Trabajo requerido =
(A) Según el texto sobre Falla en la Huerta Grande, ¿cuándo y dónde se estrenó la suite 'Homenajes'?
(B) Copia sin cambios el fragmento del texto sobre Falla en la Huerta Grande que va desde "Según José Vallejo, comisario" hasta "explica José Vallejo.".

Texto de referencia =
------
Según José Vallejo, comisario de 'Tiempo y armonía' y uno de los mejores conocedores de la vida y obra de Falla, don Manuel estuvo en la Huerta Grande de la Zubia los meses de junio, julio y agosto de 1939, una vez finalizada ya la Guerra. Fue una deferencia de los Fernández Montes, dueños de esta finca que colindaba con la Huerta del Laurel –que fuera sede episcopal veraniega y que aún conserva, ya convertida en residencia de ancianos, importantes elementos patrimoniales como una estatua a de San Pedro Nolasco del convento de la Merced–. «La encina de la Huerta Grande, que se atisbaba perfectamente porque no había edificios alrededor, era una especie de señal distintiva del camino de la Zubia, un emblema respetado por todos los paisanos», explica José Vallejo.
Allí, alejado del mundanal ruido y del ambiente de represión que aún se respiraba en Granada después de la Guerra, Manuel de Falla encontró la tranquilidad suficiente para avanzar en 'Interpretaciones expresivas de polifonistas españoles', una obra para coro que remató estando ya en Argentina donde se aprecia la influencia de Felipe Pedrel, el musicólogo que por primera vez sintetiza una historia de la música española a principios del siglo XX. Falla mantuvo correspodencia con Pedrel hasta el mismo año de su muerte. 'Interpretaciones expresivas', que sigue la estela del 'Retablo de maese Pedro', ofrece una visión filtrada por el romanticismo con modulaciones del siglo XX. Manuel de Falla sí que finiquitó en la Huerta Grande la suite 'Homenajes' en la que rinde tributo a cuatro de sus grandes amigos, Arbós, Debussy, Dukas y Pedrell. La estrenó el 18 de noviembre de 1939 en el teatro Colón de Buenos Aires.
¿Cómo era la vida de Falla en la Huerta Grande? Don Manuel, dice José Vallejo, era amigo de pasear, aunque su primera preocupación era la higiene personal, una tarea a la que dedicaba buena parte de la mañana. En la Huerta respondía las cartas que le llegaban todos los días. Realizó alguna excursión al cortijo de Balzaín, donde había un hotelito diseñado por el arquitecto Ángel Casas. También al cortijo de Corvales, donde estaba el nacimiento de agua que antaño abastecía a los vecinos de la Zubia. Además hacía caminatas en la propia Huerta, rodeando la encina. Desde ahí había unas vistas privilegiadas de Granada, también del cerro Huenes y, más atrás, de Sierra Nevada y sus cumbres con neveros.
------
(Registros de origen)
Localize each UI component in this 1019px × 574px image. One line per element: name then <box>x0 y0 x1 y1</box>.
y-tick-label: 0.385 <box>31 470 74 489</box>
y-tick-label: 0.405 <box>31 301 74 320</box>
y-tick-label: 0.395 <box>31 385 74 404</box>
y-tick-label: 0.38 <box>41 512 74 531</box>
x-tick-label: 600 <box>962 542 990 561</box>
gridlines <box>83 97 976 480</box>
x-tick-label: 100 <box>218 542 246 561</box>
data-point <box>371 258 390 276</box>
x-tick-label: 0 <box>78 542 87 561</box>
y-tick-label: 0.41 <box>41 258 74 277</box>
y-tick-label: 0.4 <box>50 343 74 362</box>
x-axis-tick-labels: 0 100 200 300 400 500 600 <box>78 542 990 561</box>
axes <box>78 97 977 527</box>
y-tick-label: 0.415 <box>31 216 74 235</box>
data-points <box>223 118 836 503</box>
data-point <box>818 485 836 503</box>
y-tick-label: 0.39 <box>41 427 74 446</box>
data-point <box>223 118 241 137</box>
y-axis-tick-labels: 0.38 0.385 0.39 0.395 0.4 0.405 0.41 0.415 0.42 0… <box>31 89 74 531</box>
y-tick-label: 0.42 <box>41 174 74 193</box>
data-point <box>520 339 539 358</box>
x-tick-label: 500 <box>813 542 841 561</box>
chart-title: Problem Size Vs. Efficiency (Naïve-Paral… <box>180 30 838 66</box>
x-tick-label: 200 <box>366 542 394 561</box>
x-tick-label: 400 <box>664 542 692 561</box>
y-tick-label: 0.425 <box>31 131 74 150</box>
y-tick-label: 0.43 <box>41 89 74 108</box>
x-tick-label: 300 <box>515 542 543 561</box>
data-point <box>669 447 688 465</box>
------
Tareas resueltas =
(A) El 18 de noviembre de 1939, en el teatro Colón de Buenos Aires.

(B)
Según José Vallejo, comisario de 'Tiempo y armonía' y uno de los mejores conocedores de la vida y obra de Falla, don Manuel estuvo en la Huerta Grande de la Zubia los meses de junio, julio y agosto de 1939, una vez finalizada ya la Guerra. Fue una deferencia de los Fernández Montes, dueños de esta finca que colindaba con la Huerta del Laurel –que fuera sede episcopal veraniega y que aún conserva, ya convertida en residencia de ancianos, importantes elementos patrimoniales como una estatua a de San Pedro Nolasco del convento de la Merced–. «La encina de la Huerta Grande, que se atisbaba perfectamente porque no había edificios alrededor, era una especie de señal distintiva del camino de la Zubia, un emblema respetado por todos los paisanos», explica José Vallejo.